■ Given problem
Make an exact copy of the entries below with the pictures removed.

Collected data entries:
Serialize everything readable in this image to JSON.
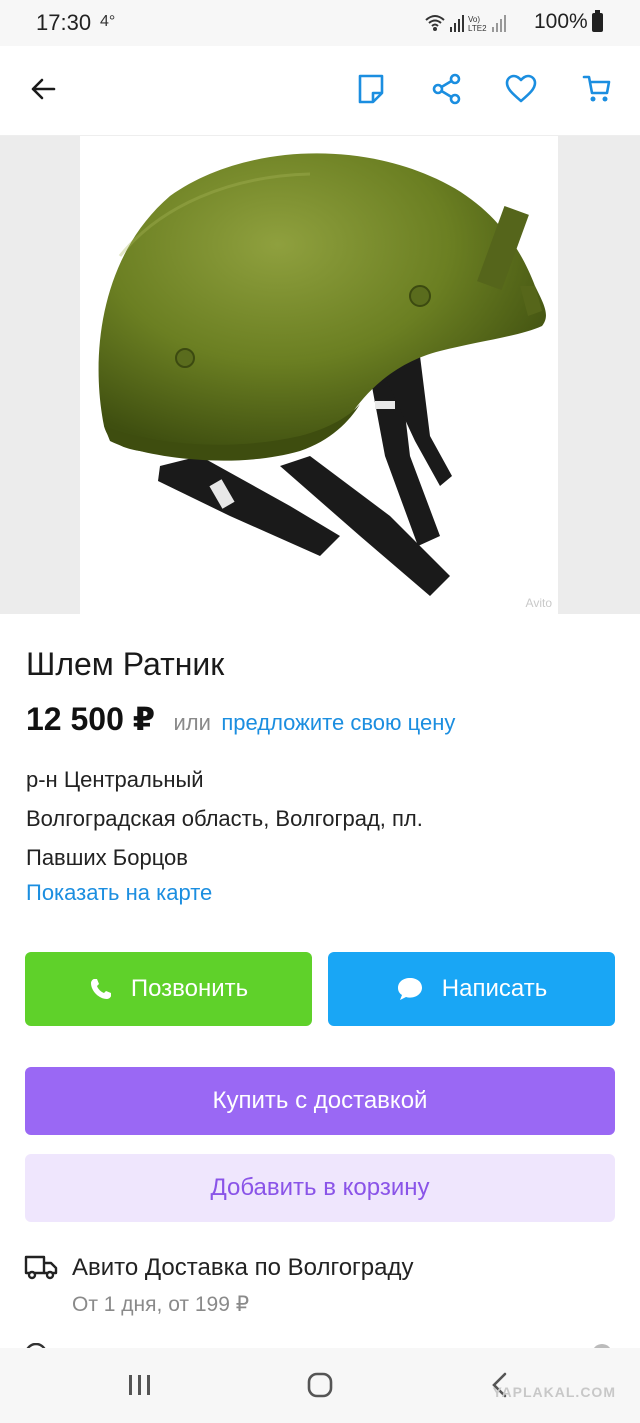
{
  "status_bar": {
    "time": "17:30",
    "temperature": "4°",
    "battery": "100%",
    "network_label": "Vo) LTE2"
  },
  "header": {
    "back_icon": "arrow-left-icon",
    "note_icon": "note-icon",
    "share_icon": "share-icon",
    "favorite_icon": "heart-icon",
    "cart_icon": "cart-icon",
    "icon_color": "#1b8ee0"
  },
  "photo": {
    "description_icon": "helmet-photo",
    "watermark": "Avito"
  },
  "listing": {
    "title": "Шлем Ратник",
    "price": "12 500 ₽",
    "price_or": "или",
    "price_offer": "предложите свою цену",
    "district": "р-н Центральный",
    "address_line1": "Волгоградская область, Волгоград, пл.",
    "address_line2": "Павших Борцов",
    "map_link": "Показать на карте"
  },
  "actions": {
    "call_label": "Позвонить",
    "write_label": "Написать",
    "buy_label": "Купить с доставкой",
    "cart_label": "Добавить в корзину"
  },
  "delivery": {
    "title": "Авито Доставка по Волгограду",
    "subtitle": "От 1 дня, от 199 ₽"
  },
  "site_watermark": "YAPLAKAL.COM",
  "colors": {
    "call_green": "#5fd12a",
    "write_blue": "#19a6f5",
    "buy_purple": "#9a68f4",
    "cart_lavender": "#efe6fd",
    "link_blue": "#1b8ee0"
  }
}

■ Finished answer
Serialize everything readable in this image to JSON.
{
  "status_bar": {
    "time": "17:30",
    "temperature": "4°",
    "battery": "100%",
    "network_label": "Vo) LTE2"
  },
  "header": {
    "back_icon": "arrow-left-icon",
    "note_icon": "note-icon",
    "share_icon": "share-icon",
    "favorite_icon": "heart-icon",
    "cart_icon": "cart-icon",
    "icon_color": "#1b8ee0"
  },
  "photo": {
    "description_icon": "helmet-photo",
    "watermark": "Avito"
  },
  "listing": {
    "title": "Шлем Ратник",
    "price": "12 500 ₽",
    "price_or": "или",
    "price_offer": "предложите свою цену",
    "district": "р-н Центральный",
    "address_line1": "Волгоградская область, Волгоград, пл.",
    "address_line2": "Павших Борцов",
    "map_link": "Показать на карте"
  },
  "actions": {
    "call_label": "Позвонить",
    "write_label": "Написать",
    "buy_label": "Купить с доставкой",
    "cart_label": "Добавить в корзину"
  },
  "delivery": {
    "title": "Авито Доставка по Волгограду",
    "subtitle": "От 1 дня, от 199 ₽"
  },
  "site_watermark": "YAPLAKAL.COM",
  "colors": {
    "call_green": "#5fd12a",
    "write_blue": "#19a6f5",
    "buy_purple": "#9a68f4",
    "cart_lavender": "#efe6fd",
    "link_blue": "#1b8ee0"
  }
}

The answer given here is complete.